=== ПОРЯДОК ВЫПОЛНЕНИЯ ===
a) Выведите без изменений часть фрагмента о дебатах вокруг «азиатских ценностей», которая начинается со слов, содержащих «Эти дебаты о», и заканчивается словами «включился и Запад.».
b) Переведите на английский язык следующее предложение из фрагмента о дебатах вокруг «азиатских ценностей»: «Таким образом завязалась политико-академическая дискуссия об „азиатских вызовах“ и „азиатских ценностях“, в которую с большой охотой и в порыве самокритики включился и Запад».

Эти дебаты о ценностях были особенно симптоматичными. Их исходным пунктом послужила двойная проблема идентичности: в Европе стали задаваться вопросом о том, не утвердятся ли вслед за крахом коммунизма и торжеством принципов рыночной экономики политические принципы, отвечающие западным представлениям о демократии. Схожий вопрос поднимался и в Азии: должна ли после успешного экономического развития с копированием европейской модели произойти системная трансформация по европейским лекалам? Или могут возникнуть политические системы, которые хотя и называются демократиями, но сформированы под влиянием типичных азиатских ценностей? Таким образом завязалась политико-академическая дискуссия об «азиатских вызовах» и «азиатских ценностях», в которую с большой охотой и в порыве самокритики включился и Запад.

=== РАЗДЕЛ ДАННЫХ ===
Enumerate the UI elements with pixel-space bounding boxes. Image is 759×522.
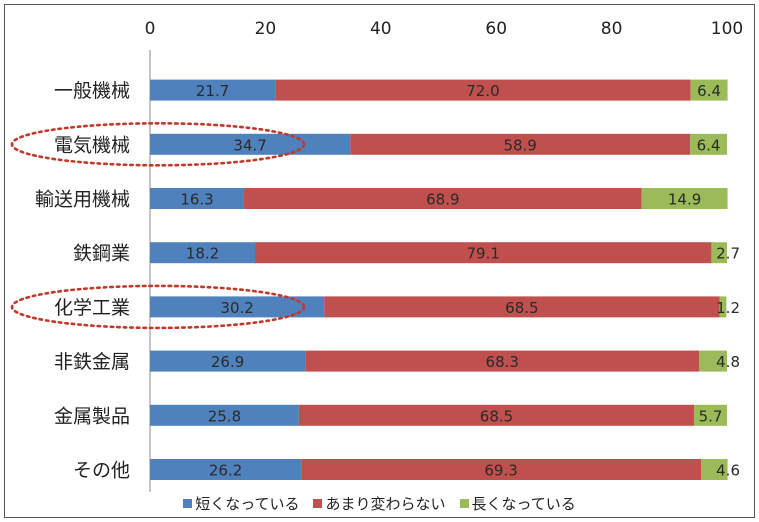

=== ОТВЕТЫ К УПРАЖНЕНИЮ ===
a)
Эти дебаты о ценностях были особенно симптоматичными. Их исходным пунктом послужила двойная проблема идентичности: в Европе стали задаваться вопросом о том, не утвердятся ли вслед за крахом коммунизма и торжеством принципов рыночной экономики политические принципы, отвечающие западным представлениям о демократии. Схожий вопрос поднимался и в Азии: должна ли после успешного экономического развития с копированием европейской модели произойти системная трансформация по европейским лекалам? Или могут возникнуть политические системы, которые хотя и называются демократиями, но сформированы под влиянием типичных азиатских ценностей? Таким образом завязалась политико-академическая дискуссия об «азиатских вызовах» и «азиатских ценностях», в которую с большой охотой и в порыве самокритики включился и Запад.

b) Thus a political and academic discussion began about "Asian challenges" and "Asian values," which the West, too, joined with great eagerness and in a fit of self-criticism.